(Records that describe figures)
- - - - - - -
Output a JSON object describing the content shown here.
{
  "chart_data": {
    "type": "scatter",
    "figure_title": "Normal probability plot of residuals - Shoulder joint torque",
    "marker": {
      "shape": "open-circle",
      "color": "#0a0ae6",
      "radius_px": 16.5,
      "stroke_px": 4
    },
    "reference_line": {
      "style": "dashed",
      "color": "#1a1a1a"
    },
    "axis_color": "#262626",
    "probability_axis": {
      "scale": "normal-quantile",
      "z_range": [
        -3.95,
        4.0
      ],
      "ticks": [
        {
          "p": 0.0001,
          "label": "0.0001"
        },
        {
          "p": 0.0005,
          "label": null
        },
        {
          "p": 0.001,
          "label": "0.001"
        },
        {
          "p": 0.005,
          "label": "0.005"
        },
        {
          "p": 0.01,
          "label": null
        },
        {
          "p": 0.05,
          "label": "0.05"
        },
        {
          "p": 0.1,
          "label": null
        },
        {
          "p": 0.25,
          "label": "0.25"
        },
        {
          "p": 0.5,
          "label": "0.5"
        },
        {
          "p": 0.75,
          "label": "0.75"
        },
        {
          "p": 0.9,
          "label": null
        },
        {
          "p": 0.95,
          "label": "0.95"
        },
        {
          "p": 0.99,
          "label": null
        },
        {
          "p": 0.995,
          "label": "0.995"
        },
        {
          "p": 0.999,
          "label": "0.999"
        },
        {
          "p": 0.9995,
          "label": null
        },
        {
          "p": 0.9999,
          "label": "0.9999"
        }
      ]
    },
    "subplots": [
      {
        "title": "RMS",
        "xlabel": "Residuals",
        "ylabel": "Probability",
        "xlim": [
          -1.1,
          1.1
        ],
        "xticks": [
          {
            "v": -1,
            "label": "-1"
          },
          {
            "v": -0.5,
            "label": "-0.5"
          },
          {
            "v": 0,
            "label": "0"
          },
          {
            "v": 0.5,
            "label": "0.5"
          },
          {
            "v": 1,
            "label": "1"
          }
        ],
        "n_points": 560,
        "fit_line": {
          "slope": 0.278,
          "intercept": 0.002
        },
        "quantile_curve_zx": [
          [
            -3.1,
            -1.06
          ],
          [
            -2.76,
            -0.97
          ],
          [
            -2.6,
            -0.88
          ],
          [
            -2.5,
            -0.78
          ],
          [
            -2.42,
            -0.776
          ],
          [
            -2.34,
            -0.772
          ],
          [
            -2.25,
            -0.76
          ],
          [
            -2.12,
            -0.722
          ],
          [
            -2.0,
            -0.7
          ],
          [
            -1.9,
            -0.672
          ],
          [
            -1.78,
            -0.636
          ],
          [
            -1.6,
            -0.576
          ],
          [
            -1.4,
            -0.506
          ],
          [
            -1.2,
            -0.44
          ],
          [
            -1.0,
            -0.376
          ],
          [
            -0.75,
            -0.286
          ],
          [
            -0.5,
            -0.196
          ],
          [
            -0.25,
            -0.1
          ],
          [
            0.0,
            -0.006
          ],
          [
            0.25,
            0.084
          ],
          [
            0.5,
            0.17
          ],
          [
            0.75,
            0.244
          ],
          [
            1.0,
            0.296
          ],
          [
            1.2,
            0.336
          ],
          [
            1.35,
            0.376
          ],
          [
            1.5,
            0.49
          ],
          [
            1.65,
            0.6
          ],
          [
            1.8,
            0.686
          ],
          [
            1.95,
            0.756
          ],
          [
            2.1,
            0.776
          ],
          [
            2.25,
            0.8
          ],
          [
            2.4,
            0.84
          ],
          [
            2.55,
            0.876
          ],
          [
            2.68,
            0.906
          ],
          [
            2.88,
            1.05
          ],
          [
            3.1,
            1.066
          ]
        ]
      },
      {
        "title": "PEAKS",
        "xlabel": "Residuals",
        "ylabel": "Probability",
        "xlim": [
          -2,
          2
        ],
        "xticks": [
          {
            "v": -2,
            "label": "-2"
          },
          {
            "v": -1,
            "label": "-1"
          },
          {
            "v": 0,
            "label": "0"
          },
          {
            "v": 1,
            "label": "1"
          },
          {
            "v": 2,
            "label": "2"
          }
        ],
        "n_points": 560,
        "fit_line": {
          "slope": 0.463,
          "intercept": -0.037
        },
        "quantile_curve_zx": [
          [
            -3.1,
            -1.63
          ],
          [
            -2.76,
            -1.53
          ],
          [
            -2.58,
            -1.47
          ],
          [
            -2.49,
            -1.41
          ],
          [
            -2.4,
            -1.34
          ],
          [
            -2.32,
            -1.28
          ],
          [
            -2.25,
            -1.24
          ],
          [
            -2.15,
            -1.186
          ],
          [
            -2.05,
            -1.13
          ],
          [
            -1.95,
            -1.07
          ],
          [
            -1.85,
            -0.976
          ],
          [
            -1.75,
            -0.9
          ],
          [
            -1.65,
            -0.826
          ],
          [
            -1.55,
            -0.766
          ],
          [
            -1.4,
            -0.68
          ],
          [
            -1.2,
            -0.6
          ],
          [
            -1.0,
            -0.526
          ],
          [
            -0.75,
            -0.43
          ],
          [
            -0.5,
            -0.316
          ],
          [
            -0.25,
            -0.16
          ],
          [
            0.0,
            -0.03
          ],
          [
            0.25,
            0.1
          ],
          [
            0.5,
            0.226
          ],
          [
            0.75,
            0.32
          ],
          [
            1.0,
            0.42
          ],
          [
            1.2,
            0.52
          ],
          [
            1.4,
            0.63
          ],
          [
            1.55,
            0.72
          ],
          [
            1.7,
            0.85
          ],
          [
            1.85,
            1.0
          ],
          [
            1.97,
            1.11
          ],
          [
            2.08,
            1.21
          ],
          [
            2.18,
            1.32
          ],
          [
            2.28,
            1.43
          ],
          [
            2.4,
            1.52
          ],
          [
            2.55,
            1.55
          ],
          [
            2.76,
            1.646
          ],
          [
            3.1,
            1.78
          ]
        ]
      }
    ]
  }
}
- - - - - - -
=== WRITTEN EXERCISE ===
Can you give every line above again, exactly as written?

=== FULL SOLUTION ===
Output a JSON object describing the content shown here.
{
  "chart_data": {
    "type": "scatter",
    "figure_title": "Normal probability plot of residuals - Shoulder joint torque",
    "marker": {
      "shape": "open-circle",
      "color": "#0a0ae6",
      "radius_px": 16.5,
      "stroke_px": 4
    },
    "reference_line": {
      "style": "dashed",
      "color": "#1a1a1a"
    },
    "axis_color": "#262626",
    "probability_axis": {
      "scale": "normal-quantile",
      "z_range": [
        -3.95,
        4.0
      ],
      "ticks": [
        {
          "p": 0.0001,
          "label": "0.0001"
        },
        {
          "p": 0.0005,
          "label": null
        },
        {
          "p": 0.001,
          "label": "0.001"
        },
        {
          "p": 0.005,
          "label": "0.005"
        },
        {
          "p": 0.01,
          "label": null
        },
        {
          "p": 0.05,
          "label": "0.05"
        },
        {
          "p": 0.1,
          "label": null
        },
        {
          "p": 0.25,
          "label": "0.25"
        },
        {
          "p": 0.5,
          "label": "0.5"
        },
        {
          "p": 0.75,
          "label": "0.75"
        },
        {
          "p": 0.9,
          "label": null
        },
        {
          "p": 0.95,
          "label": "0.95"
        },
        {
          "p": 0.99,
          "label": null
        },
        {
          "p": 0.995,
          "label": "0.995"
        },
        {
          "p": 0.999,
          "label": "0.999"
        },
        {
          "p": 0.9995,
          "label": null
        },
        {
          "p": 0.9999,
          "label": "0.9999"
        }
      ]
    },
    "subplots": [
      {
        "title": "RMS",
        "xlabel": "Residuals",
        "ylabel": "Probability",
        "xlim": [
          -1.1,
          1.1
        ],
        "xticks": [
          {
            "v": -1,
            "label": "-1"
          },
          {
            "v": -0.5,
            "label": "-0.5"
          },
          {
            "v": 0,
            "label": "0"
          },
          {
            "v": 0.5,
            "label": "0.5"
          },
          {
            "v": 1,
            "label": "1"
          }
        ],
        "n_points": 560,
        "fit_line": {
          "slope": 0.278,
          "intercept": 0.002
        },
        "quantile_curve_zx": [
          [
            -3.1,
            -1.06
          ],
          [
            -2.76,
            -0.97
          ],
          [
            -2.6,
            -0.88
          ],
          [
            -2.5,
            -0.78
          ],
          [
            -2.42,
            -0.776
          ],
          [
            -2.34,
            -0.772
          ],
          [
            -2.25,
            -0.76
          ],
          [
            -2.12,
            -0.722
          ],
          [
            -2.0,
            -0.7
          ],
          [
            -1.9,
            -0.672
          ],
          [
            -1.78,
            -0.636
          ],
          [
            -1.6,
            -0.576
          ],
          [
            -1.4,
            -0.506
          ],
          [
            -1.2,
            -0.44
          ],
          [
            -1.0,
            -0.376
          ],
          [
            -0.75,
            -0.286
          ],
          [
            -0.5,
            -0.196
          ],
          [
            -0.25,
            -0.1
          ],
          [
            0.0,
            -0.006
          ],
          [
            0.25,
            0.084
          ],
          [
            0.5,
            0.17
          ],
          [
            0.75,
            0.244
          ],
          [
            1.0,
            0.296
          ],
          [
            1.2,
            0.336
          ],
          [
            1.35,
            0.376
          ],
          [
            1.5,
            0.49
          ],
          [
            1.65,
            0.6
          ],
          [
            1.8,
            0.686
          ],
          [
            1.95,
            0.756
          ],
          [
            2.1,
            0.776
          ],
          [
            2.25,
            0.8
          ],
          [
            2.4,
            0.84
          ],
          [
            2.55,
            0.876
          ],
          [
            2.68,
            0.906
          ],
          [
            2.88,
            1.05
          ],
          [
            3.1,
            1.066
          ]
        ]
      },
      {
        "title": "PEAKS",
        "xlabel": "Residuals",
        "ylabel": "Probability",
        "xlim": [
          -2,
          2
        ],
        "xticks": [
          {
            "v": -2,
            "label": "-2"
          },
          {
            "v": -1,
            "label": "-1"
          },
          {
            "v": 0,
            "label": "0"
          },
          {
            "v": 1,
            "label": "1"
          },
          {
            "v": 2,
            "label": "2"
          }
        ],
        "n_points": 560,
        "fit_line": {
          "slope": 0.463,
          "intercept": -0.037
        },
        "quantile_curve_zx": [
          [
            -3.1,
            -1.63
          ],
          [
            -2.76,
            -1.53
          ],
          [
            -2.58,
            -1.47
          ],
          [
            -2.49,
            -1.41
          ],
          [
            -2.4,
            -1.34
          ],
          [
            -2.32,
            -1.28
          ],
          [
            -2.25,
            -1.24
          ],
          [
            -2.15,
            -1.186
          ],
          [
            -2.05,
            -1.13
          ],
          [
            -1.95,
            -1.07
          ],
          [
            -1.85,
            -0.976
          ],
          [
            -1.75,
            -0.9
          ],
          [
            -1.65,
            -0.826
          ],
          [
            -1.55,
            -0.766
          ],
          [
            -1.4,
            -0.68
          ],
          [
            -1.2,
            -0.6
          ],
          [
            -1.0,
            -0.526
          ],
          [
            -0.75,
            -0.43
          ],
          [
            -0.5,
            -0.316
          ],
          [
            -0.25,
            -0.16
          ],
          [
            0.0,
            -0.03
          ],
          [
            0.25,
            0.1
          ],
          [
            0.5,
            0.226
          ],
          [
            0.75,
            0.32
          ],
          [
            1.0,
            0.42
          ],
          [
            1.2,
            0.52
          ],
          [
            1.4,
            0.63
          ],
          [
            1.55,
            0.72
          ],
          [
            1.7,
            0.85
          ],
          [
            1.85,
            1.0
          ],
          [
            1.97,
            1.11
          ],
          [
            2.08,
            1.21
          ],
          [
            2.18,
            1.32
          ],
          [
            2.28,
            1.43
          ],
          [
            2.4,
            1.52
          ],
          [
            2.55,
            1.55
          ],
          [
            2.76,
            1.646
          ],
          [
            3.1,
            1.78
          ]
        ]
      }
    ]
  }
}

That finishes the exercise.